Walker, C. J., Madam, 1867-1919
Variant namesBiographical notes:
Madam C.J. Walker was an American entrepreneur, philanthropist, and political and social activist. She is recorded as the first female self-made millionaire in America; her fortune came by developing and marketing a line of cosmetics and hair care products for black women through the business she founded, Madam C. J. Walker Manufacturing Company.
She was born Sarah Breedlove in Delta, Louisiana; she was the first child in her family born into freedom after the Emancipation Proclamation was signed. Sarah moved to Vicksburg, Mississippi after being orphaned at the age of 10 and worked as a domestic servant. She married Moses McWilliams in 1882 and had a daughter, A'Lelia. She remarried in 1894 to John Davis but left him in 1903. She then married Charles Joseph Walker in 1906 and became known as Madam C. J. Walker.
In 1888, Madam C. J. Walker and her daughter moved to St. Louis working as a laundress. She suffered dandfruff and scalp ailments; this was common among black women of her era. She developed a line of hair care products in 1905, selling her products door to door. In 1908, Walker and her husband relocated to Pittsburgh, Pennsylvania, where they opened a beauty parlor and established Lelia College to train "hair cultists." As an advocate of black women's economic independence, she opened training programs in the "Walker System."

▶ [Instructions]:
1. In the biography of Madam C. J. Walker, where did she and her husband relocate in 1908?
2. Write the next part of the Madam C. J. Walker biography, picking up right after its last sentence.
The lines after this point aren't needed for anything here.

▶ [Material supplied]:

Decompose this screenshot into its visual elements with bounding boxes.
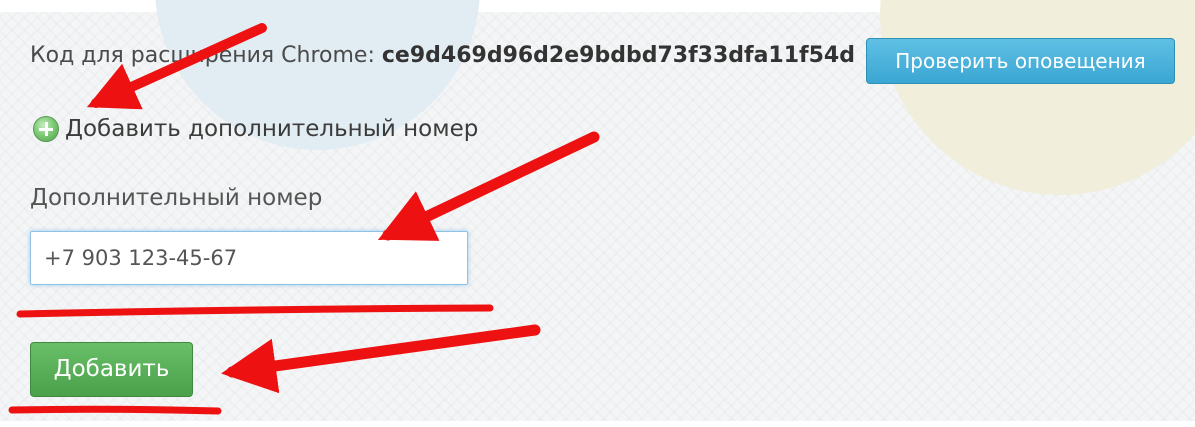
extension-code-line: Код для расширения Chrome: ce9d469d96d2e… [30,43,855,68]
plus-circle-icon[interactable] [33,116,59,142]
extension-code-value: ce9d469d96d2e9bdbd73f33dfa11f54d [381,43,855,68]
annotation-arrow-2 [378,131,600,241]
page: Код для расширения Chrome: ce9d469d96d2e… [0,0,1195,427]
annotation-underline-1 [16,304,494,318]
extension-code-label: Код для расширения Chrome: [30,43,375,68]
add-extra-number-label[interactable]: Добавить дополнительный номер [65,116,478,142]
decorative-circle-beige [880,0,1195,195]
add-button[interactable]: Добавить [30,342,193,397]
bottom-strip [0,421,1195,427]
annotation-underline-2 [8,405,222,415]
add-extra-number-link[interactable]: Добавить дополнительный номер [33,116,478,142]
annotation-arrow-3 [221,324,541,394]
extra-number-input[interactable] [30,231,468,285]
check-notifications-button[interactable]: Проверить оповещения [866,38,1175,84]
extra-number-label: Дополнительный номер [30,185,323,211]
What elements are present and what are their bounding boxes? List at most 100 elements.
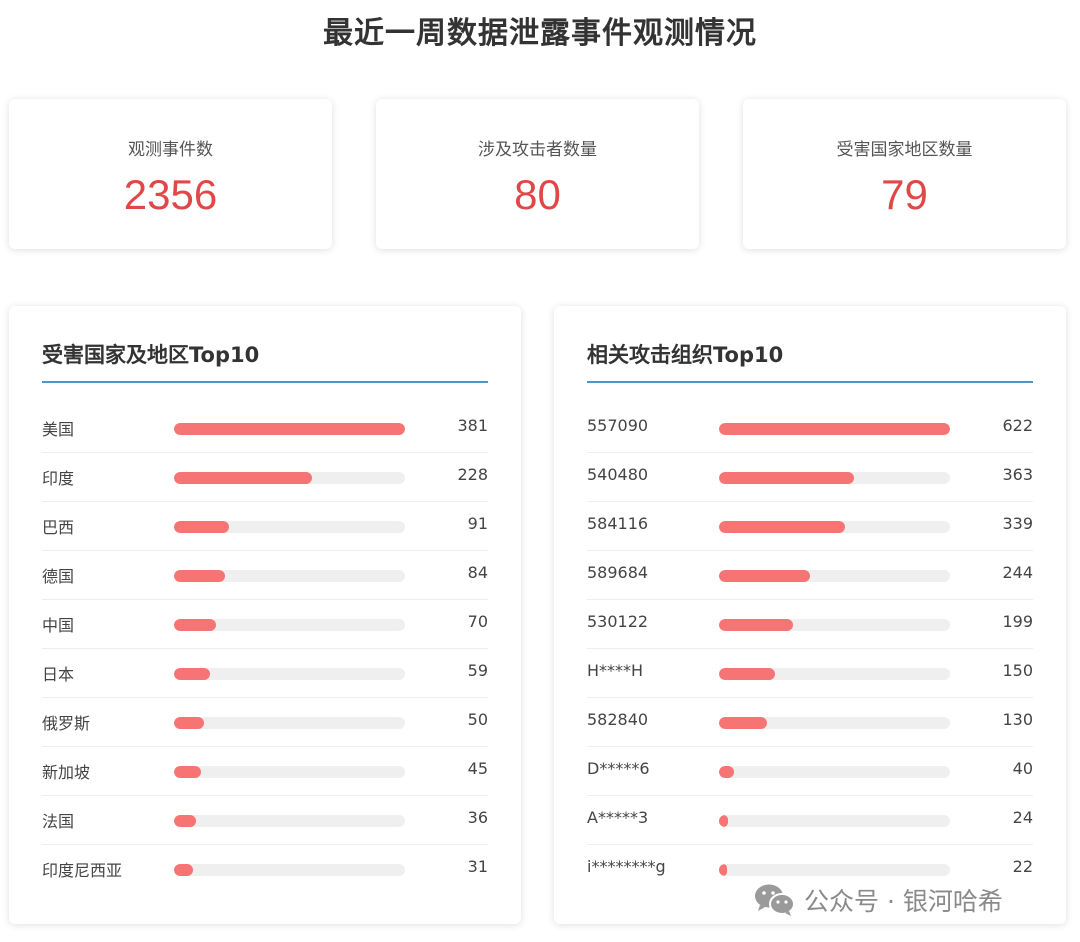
watermark: 公众号 · 银河哈希 [754, 880, 1003, 920]
row-value: 36 [467, 808, 488, 827]
bar-fill [719, 766, 734, 778]
row-label: 589684 [587, 563, 649, 582]
ranking-row: H****H 150 [587, 649, 1033, 698]
stat-card-attackers: 涉及攻击者数量 80 [376, 99, 699, 249]
row-value: 91 [467, 514, 488, 533]
page-title: 最近一周数据泄露事件观测情况 [323, 16, 757, 51]
bar-track [719, 766, 950, 778]
row-value: 50 [467, 710, 488, 729]
panel-title: 相关攻击组织Top10 [587, 343, 784, 367]
row-label: 557090 [587, 416, 649, 435]
stat-card-events: 观测事件数 2356 [9, 99, 332, 249]
ranking-row: 540480 363 [587, 453, 1033, 502]
ranking-row: 新加坡 45 [42, 747, 488, 796]
ranking-row: 美国 381 [42, 404, 488, 453]
panel-attack-groups: 相关攻击组织Top10 557090 622 540480 363 584116 339 5… [554, 306, 1066, 924]
bar-fill [719, 864, 728, 876]
panel-divider [42, 381, 488, 383]
row-value: 24 [1012, 808, 1033, 827]
row-label: 巴西 [42, 518, 75, 537]
ranking-row: 巴西 91 [42, 502, 488, 551]
wechat-icon [755, 884, 795, 916]
row-value: 381 [457, 416, 488, 435]
row-label: 法国 [42, 812, 75, 831]
page: 最近一周数据泄露事件观测情况 观测事件数 2356 涉及攻击者数量 80 受害国… [0, 0, 1080, 942]
bar-track [174, 423, 405, 435]
row-value: 228 [457, 465, 488, 484]
bar-track [174, 619, 405, 631]
row-label: 中国 [42, 616, 75, 635]
stat-label: 观测事件数 [128, 140, 213, 160]
bar-track [719, 423, 950, 435]
bar-fill [719, 815, 728, 827]
bar-fill [719, 423, 950, 435]
row-value: 244 [1002, 563, 1033, 582]
row-value: 22 [1012, 857, 1033, 876]
row-value: 363 [1002, 465, 1033, 484]
ranking-row: 530122 199 [587, 600, 1033, 649]
row-label: 584116 [587, 514, 649, 533]
stat-label: 受害国家地区数量 [836, 140, 973, 160]
bar-fill [174, 472, 313, 484]
bar-fill [719, 570, 810, 582]
row-label: 新加坡 [42, 763, 91, 782]
row-label: 印度尼西亚 [42, 861, 123, 880]
stat-value: 2356 [123, 171, 218, 218]
row-value: 40 [1012, 759, 1033, 778]
row-value: 31 [467, 857, 488, 876]
bar-fill [174, 766, 202, 778]
bar-fill [719, 619, 793, 631]
stat-value: 79 [881, 171, 928, 218]
stat-label: 涉及攻击者数量 [478, 140, 597, 160]
row-label: 日本 [42, 665, 75, 684]
bar-track [174, 472, 405, 484]
bar-fill [174, 668, 210, 680]
bar-track [719, 619, 950, 631]
row-value: 59 [467, 661, 488, 680]
bar-track [719, 717, 950, 729]
ranking-row: 印度尼西亚 31 [42, 845, 488, 894]
row-label: 540480 [587, 465, 649, 484]
row-label: 德国 [42, 567, 75, 586]
ranking-row: 俄罗斯 50 [42, 698, 488, 747]
row-label: H****H [587, 661, 644, 680]
panel-title: 受害国家及地区Top10 [42, 343, 260, 367]
row-value: 150 [1002, 661, 1033, 680]
watermark-text: 公众号 · 银河哈希 [804, 887, 1003, 916]
row-value: 45 [467, 759, 488, 778]
stat-value: 80 [514, 171, 561, 218]
bar-fill [174, 815, 196, 827]
bar-track [719, 521, 950, 533]
row-label: 美国 [42, 420, 75, 439]
bar-track [174, 570, 405, 582]
ranking-row: 589684 244 [587, 551, 1033, 600]
ranking-row: 557090 622 [587, 404, 1033, 453]
bar-track [719, 668, 950, 680]
bar-track [174, 717, 405, 729]
bar-fill [719, 521, 845, 533]
ranking-row: 德国 84 [42, 551, 488, 600]
bar-track [174, 864, 405, 876]
bar-fill [719, 668, 775, 680]
bar-fill [174, 423, 405, 435]
row-value: 84 [467, 563, 488, 582]
bar-fill [174, 570, 225, 582]
row-value: 199 [1002, 612, 1033, 631]
bar-track [719, 472, 950, 484]
row-value: 339 [1002, 514, 1033, 533]
ranking-row: 日本 59 [42, 649, 488, 698]
bar-track [174, 521, 405, 533]
bar-track [174, 815, 405, 827]
ranking-row: 中国 70 [42, 600, 488, 649]
bar-fill [174, 619, 217, 631]
bar-track [174, 766, 405, 778]
panel-victim-countries: 受害国家及地区Top10 美国 381 印度 228 巴西 91 德国 84 中国 70 日本 59 俄… [9, 306, 521, 924]
ranking-row: 584116 339 [587, 502, 1033, 551]
ranking-row: D*****6 40 [587, 747, 1033, 796]
bar-fill [174, 717, 205, 729]
bar-fill [174, 864, 193, 876]
row-label: 582840 [587, 710, 649, 729]
row-label: i********g [587, 857, 666, 876]
bar-fill [174, 521, 230, 533]
bar-track [719, 570, 950, 582]
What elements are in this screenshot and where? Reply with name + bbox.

▶ [Results for the exercise]:
1. Pittsburgh, Pennsylvania.

2.
In 1910, Walker relocated her businesses to Indianapolis, where she established the headquarters for the Madam C. J. Walker Manufacturing Company. Walker later built a factory, hair salon, and beauty school to train her sales agents, and added a laboratory to help with research.
Walker was a prominent philanthropist and activist. She delivered lectures on political, economic, and social issues at conventions sponsored by powerful black institutions. Her friends and associates included Booker T. Washington, Mary McLeod Bethune, and W. E. B. Du Bois. During World War I, Walker was a leader in the Circle For Negro War Relief and advocated for the establishment of a training camp for black army officers. In 1917, she joined the executive committee of New York chapter of the National Association for the Advancement of Colored People (NAACP). She died on May 25, 1919, from kidney failure and complications of hypertension.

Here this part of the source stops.